Figure dataset records
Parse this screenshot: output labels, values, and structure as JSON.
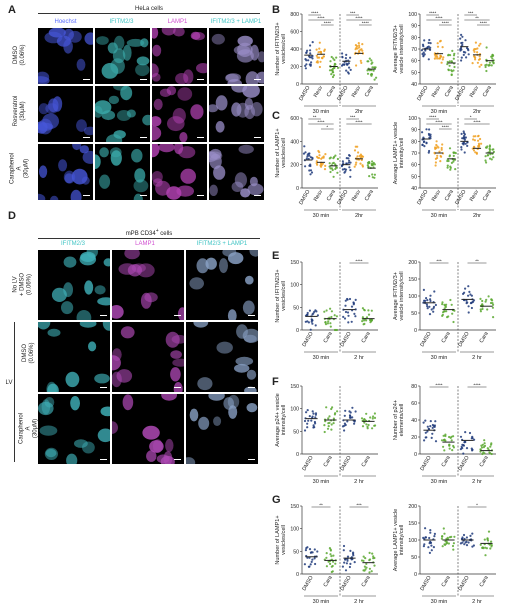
{
  "panel_letters": {
    "A": "A",
    "B": "B",
    "C": "C",
    "D": "D",
    "E": "E",
    "F": "F",
    "G": "G"
  },
  "panelA": {
    "title": "HeLa cells",
    "channels": [
      "Hoechst",
      "IFITM2/3",
      "LAMP1",
      "IFITM2/3 + LAMP1"
    ],
    "rows": [
      {
        "line1": "DMSO",
        "line2": "(0.06%)"
      },
      {
        "line1": "Resveratrol",
        "line2": "(30μM)"
      },
      {
        "line1": "Caraphenol A",
        "line2": "(30μM)"
      }
    ],
    "colors": {
      "Hoechst": "#5a6cff",
      "IFITM2/3": "#3fc4c4",
      "LAMP1": "#d14fd1",
      "merge": "#cfcfff"
    }
  },
  "panelD": {
    "title": "mPB CD34+ cells",
    "channels": [
      "IFITM2/3",
      "LAMP1",
      "IFITM2/3 + LAMP1"
    ],
    "rows": [
      {
        "line1": "No LV",
        "line2": "+ DMSO (0.06%)"
      },
      {
        "line1": "DMSO",
        "line2": "(0.06%)"
      },
      {
        "line1": "Caraphenol A",
        "line2": "(30μM)"
      }
    ],
    "group_label": "LV"
  },
  "colors": {
    "dmso": "#1e3a7a",
    "resv": "#f0a020",
    "cara": "#5aa830",
    "median": "#222222"
  },
  "chart_data": [
    {
      "id": "B1",
      "type": "scatter",
      "ylabel": "Number of IFITM2/3+ vesicles/cell",
      "ylim": [
        0,
        800
      ],
      "yticks": [
        0,
        200,
        400,
        600,
        800
      ],
      "categories": [
        "DMSO",
        "Resv",
        "Cara",
        "DMSO",
        "Resv",
        "Cara"
      ],
      "groups": [
        "30 min",
        "2hr"
      ],
      "medians": [
        330,
        340,
        200,
        260,
        350,
        170
      ],
      "sig": [
        "****",
        "****",
        "****",
        "***",
        "****",
        "****"
      ]
    },
    {
      "id": "B2",
      "type": "scatter",
      "ylabel": "Average IFITM2/3+ vesicle intensity/cell",
      "ylim": [
        40,
        100
      ],
      "yticks": [
        40,
        50,
        60,
        70,
        80,
        90,
        100
      ],
      "categories": [
        "DMSO",
        "Resv",
        "Cara",
        "DMSO",
        "Resv",
        "Cara"
      ],
      "groups": [
        "30 min",
        "2hr"
      ],
      "medians": [
        70,
        66,
        58,
        72,
        65,
        60
      ],
      "sig": [
        "****",
        "****",
        "****",
        "***",
        "**",
        "****"
      ]
    },
    {
      "id": "C1",
      "type": "scatter",
      "ylabel": "Number of LAMP1+ vesicles/cell",
      "ylim": [
        0,
        600
      ],
      "yticks": [
        0,
        200,
        400,
        600
      ],
      "categories": [
        "DMSO",
        "Resv",
        "Cara",
        "DMSO",
        "Resv",
        "Cara"
      ],
      "groups": [
        "30 min",
        "2hr"
      ],
      "medians": [
        240,
        220,
        190,
        200,
        250,
        170
      ],
      "sig": [
        "**",
        "****",
        "*",
        "***",
        "****"
      ]
    },
    {
      "id": "C2",
      "type": "scatter",
      "ylabel": "Average LAMP1+ vesicle intensity/cell",
      "ylim": [
        40,
        100
      ],
      "yticks": [
        40,
        50,
        60,
        70,
        80,
        90,
        100
      ],
      "categories": [
        "DMSO",
        "Resv",
        "Cara",
        "DMSO",
        "Resv",
        "Cara"
      ],
      "groups": [
        "30 min",
        "2hr"
      ],
      "medians": [
        82,
        70,
        65,
        80,
        74,
        70
      ],
      "sig": [
        "****",
        "****",
        "****",
        "*",
        "****"
      ]
    },
    {
      "id": "E1",
      "type": "scatter",
      "ylabel": "Number of IFITM2/3+ vesicles/cell",
      "ylim": [
        0,
        150
      ],
      "yticks": [
        0,
        50,
        100,
        150
      ],
      "categories": [
        "DMSO",
        "Cara",
        "DMSO",
        "Cara"
      ],
      "groups": [
        "30 min",
        "2 hr"
      ],
      "medians": [
        30,
        25,
        45,
        25
      ],
      "sig": [
        "****"
      ]
    },
    {
      "id": "E2",
      "type": "scatter",
      "ylabel": "Average IFITM2/3+ vesicle intensity/cell",
      "ylim": [
        0,
        200
      ],
      "yticks": [
        0,
        50,
        100,
        150,
        200
      ],
      "categories": [
        "DMSO",
        "Cara",
        "DMSO",
        "Cara"
      ],
      "groups": [
        "30 min",
        "2 hr"
      ],
      "medians": [
        80,
        60,
        90,
        70
      ],
      "sig": [
        "***",
        "**"
      ]
    },
    {
      "id": "F1",
      "type": "scatter",
      "ylabel": "Average p24+ vesicle intensity/cell",
      "ylim": [
        0,
        150
      ],
      "yticks": [
        0,
        50,
        100,
        150
      ],
      "categories": [
        "DMSO",
        "Cara",
        "DMSO",
        "Cara"
      ],
      "groups": [
        "30 min",
        "2 hr"
      ],
      "medians": [
        78,
        75,
        75,
        72
      ],
      "sig": []
    },
    {
      "id": "F2",
      "type": "scatter",
      "ylabel": "Number of p24+ elements/cell",
      "ylim": [
        0,
        80
      ],
      "yticks": [
        0,
        20,
        40,
        60,
        80
      ],
      "categories": [
        "DMSO",
        "Cara",
        "DMSO",
        "Cara"
      ],
      "groups": [
        "30 min",
        "2 hr"
      ],
      "medians": [
        28,
        14,
        16,
        4
      ],
      "sig": [
        "****",
        "****"
      ]
    },
    {
      "id": "G1",
      "type": "scatter",
      "ylabel": "Number of LAMP1+ vesicles/cell",
      "ylim": [
        0,
        150
      ],
      "yticks": [
        0,
        50,
        100,
        150
      ],
      "categories": [
        "DMSO",
        "Cara",
        "DMSO",
        "Cara"
      ],
      "groups": [
        "30 min",
        "2 hr"
      ],
      "medians": [
        38,
        30,
        35,
        25
      ],
      "sig": [
        "**",
        "***"
      ]
    },
    {
      "id": "G2",
      "type": "scatter",
      "ylabel": "Average LAMP1+ vesicle intensity/cell",
      "ylim": [
        0,
        200
      ],
      "yticks": [
        0,
        50,
        100,
        150,
        200
      ],
      "categories": [
        "DMSO",
        "Cara",
        "DMSO",
        "Cara"
      ],
      "groups": [
        "30 min",
        "2 hr"
      ],
      "medians": [
        100,
        100,
        100,
        90
      ],
      "sig": [
        "*"
      ]
    }
  ]
}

--- Directions for this task ---
Repeat the entries exactly and keep the pictures out of the copy.

--- Output below ---
Parse this screenshot: output labels, values, and structure as JSON.
{
  "panel_letters": {
    "A": "A",
    "B": "B",
    "C": "C",
    "D": "D",
    "E": "E",
    "F": "F",
    "G": "G"
  },
  "panelA": {
    "title": "HeLa cells",
    "channels": [
      "Hoechst",
      "IFITM2/3",
      "LAMP1",
      "IFITM2/3 + LAMP1"
    ],
    "rows": [
      {
        "line1": "DMSO",
        "line2": "(0.06%)"
      },
      {
        "line1": "Resveratrol",
        "line2": "(30μM)"
      },
      {
        "line1": "Caraphenol A",
        "line2": "(30μM)"
      }
    ],
    "colors": {
      "Hoechst": "#5a6cff",
      "IFITM2/3": "#3fc4c4",
      "LAMP1": "#d14fd1",
      "merge": "#cfcfff"
    }
  },
  "panelD": {
    "title": "mPB CD34+ cells",
    "channels": [
      "IFITM2/3",
      "LAMP1",
      "IFITM2/3 + LAMP1"
    ],
    "rows": [
      {
        "line1": "No LV",
        "line2": "+ DMSO (0.06%)"
      },
      {
        "line1": "DMSO",
        "line2": "(0.06%)"
      },
      {
        "line1": "Caraphenol A",
        "line2": "(30μM)"
      }
    ],
    "group_label": "LV"
  },
  "colors": {
    "dmso": "#1e3a7a",
    "resv": "#f0a020",
    "cara": "#5aa830",
    "median": "#222222"
  },
  "chart_data": [
    {
      "id": "B1",
      "type": "scatter",
      "ylabel": "Number of IFITM2/3+ vesicles/cell",
      "ylim": [
        0,
        800
      ],
      "yticks": [
        0,
        200,
        400,
        600,
        800
      ],
      "categories": [
        "DMSO",
        "Resv",
        "Cara",
        "DMSO",
        "Resv",
        "Cara"
      ],
      "groups": [
        "30 min",
        "2hr"
      ],
      "medians": [
        330,
        340,
        200,
        260,
        350,
        170
      ],
      "sig": [
        "****",
        "****",
        "****",
        "***",
        "****",
        "****"
      ]
    },
    {
      "id": "B2",
      "type": "scatter",
      "ylabel": "Average IFITM2/3+ vesicle intensity/cell",
      "ylim": [
        40,
        100
      ],
      "yticks": [
        40,
        50,
        60,
        70,
        80,
        90,
        100
      ],
      "categories": [
        "DMSO",
        "Resv",
        "Cara",
        "DMSO",
        "Resv",
        "Cara"
      ],
      "groups": [
        "30 min",
        "2hr"
      ],
      "medians": [
        70,
        66,
        58,
        72,
        65,
        60
      ],
      "sig": [
        "****",
        "****",
        "****",
        "***",
        "**",
        "****"
      ]
    },
    {
      "id": "C1",
      "type": "scatter",
      "ylabel": "Number of LAMP1+ vesicles/cell",
      "ylim": [
        0,
        600
      ],
      "yticks": [
        0,
        200,
        400,
        600
      ],
      "categories": [
        "DMSO",
        "Resv",
        "Cara",
        "DMSO",
        "Resv",
        "Cara"
      ],
      "groups": [
        "30 min",
        "2hr"
      ],
      "medians": [
        240,
        220,
        190,
        200,
        250,
        170
      ],
      "sig": [
        "**",
        "****",
        "*",
        "***",
        "****"
      ]
    },
    {
      "id": "C2",
      "type": "scatter",
      "ylabel": "Average LAMP1+ vesicle intensity/cell",
      "ylim": [
        40,
        100
      ],
      "yticks": [
        40,
        50,
        60,
        70,
        80,
        90,
        100
      ],
      "categories": [
        "DMSO",
        "Resv",
        "Cara",
        "DMSO",
        "Resv",
        "Cara"
      ],
      "groups": [
        "30 min",
        "2hr"
      ],
      "medians": [
        82,
        70,
        65,
        80,
        74,
        70
      ],
      "sig": [
        "****",
        "****",
        "****",
        "*",
        "****"
      ]
    },
    {
      "id": "E1",
      "type": "scatter",
      "ylabel": "Number of IFITM2/3+ vesicles/cell",
      "ylim": [
        0,
        150
      ],
      "yticks": [
        0,
        50,
        100,
        150
      ],
      "categories": [
        "DMSO",
        "Cara",
        "DMSO",
        "Cara"
      ],
      "groups": [
        "30 min",
        "2 hr"
      ],
      "medians": [
        30,
        25,
        45,
        25
      ],
      "sig": [
        "****"
      ]
    },
    {
      "id": "E2",
      "type": "scatter",
      "ylabel": "Average IFITM2/3+ vesicle intensity/cell",
      "ylim": [
        0,
        200
      ],
      "yticks": [
        0,
        50,
        100,
        150,
        200
      ],
      "categories": [
        "DMSO",
        "Cara",
        "DMSO",
        "Cara"
      ],
      "groups": [
        "30 min",
        "2 hr"
      ],
      "medians": [
        80,
        60,
        90,
        70
      ],
      "sig": [
        "***",
        "**"
      ]
    },
    {
      "id": "F1",
      "type": "scatter",
      "ylabel": "Average p24+ vesicle intensity/cell",
      "ylim": [
        0,
        150
      ],
      "yticks": [
        0,
        50,
        100,
        150
      ],
      "categories": [
        "DMSO",
        "Cara",
        "DMSO",
        "Cara"
      ],
      "groups": [
        "30 min",
        "2 hr"
      ],
      "medians": [
        78,
        75,
        75,
        72
      ],
      "sig": []
    },
    {
      "id": "F2",
      "type": "scatter",
      "ylabel": "Number of p24+ elements/cell",
      "ylim": [
        0,
        80
      ],
      "yticks": [
        0,
        20,
        40,
        60,
        80
      ],
      "categories": [
        "DMSO",
        "Cara",
        "DMSO",
        "Cara"
      ],
      "groups": [
        "30 min",
        "2 hr"
      ],
      "medians": [
        28,
        14,
        16,
        4
      ],
      "sig": [
        "****",
        "****"
      ]
    },
    {
      "id": "G1",
      "type": "scatter",
      "ylabel": "Number of LAMP1+ vesicles/cell",
      "ylim": [
        0,
        150
      ],
      "yticks": [
        0,
        50,
        100,
        150
      ],
      "categories": [
        "DMSO",
        "Cara",
        "DMSO",
        "Cara"
      ],
      "groups": [
        "30 min",
        "2 hr"
      ],
      "medians": [
        38,
        30,
        35,
        25
      ],
      "sig": [
        "**",
        "***"
      ]
    },
    {
      "id": "G2",
      "type": "scatter",
      "ylabel": "Average LAMP1+ vesicle intensity/cell",
      "ylim": [
        0,
        200
      ],
      "yticks": [
        0,
        50,
        100,
        150,
        200
      ],
      "categories": [
        "DMSO",
        "Cara",
        "DMSO",
        "Cara"
      ],
      "groups": [
        "30 min",
        "2 hr"
      ],
      "medians": [
        100,
        100,
        100,
        90
      ],
      "sig": [
        "*"
      ]
    }
  ]
}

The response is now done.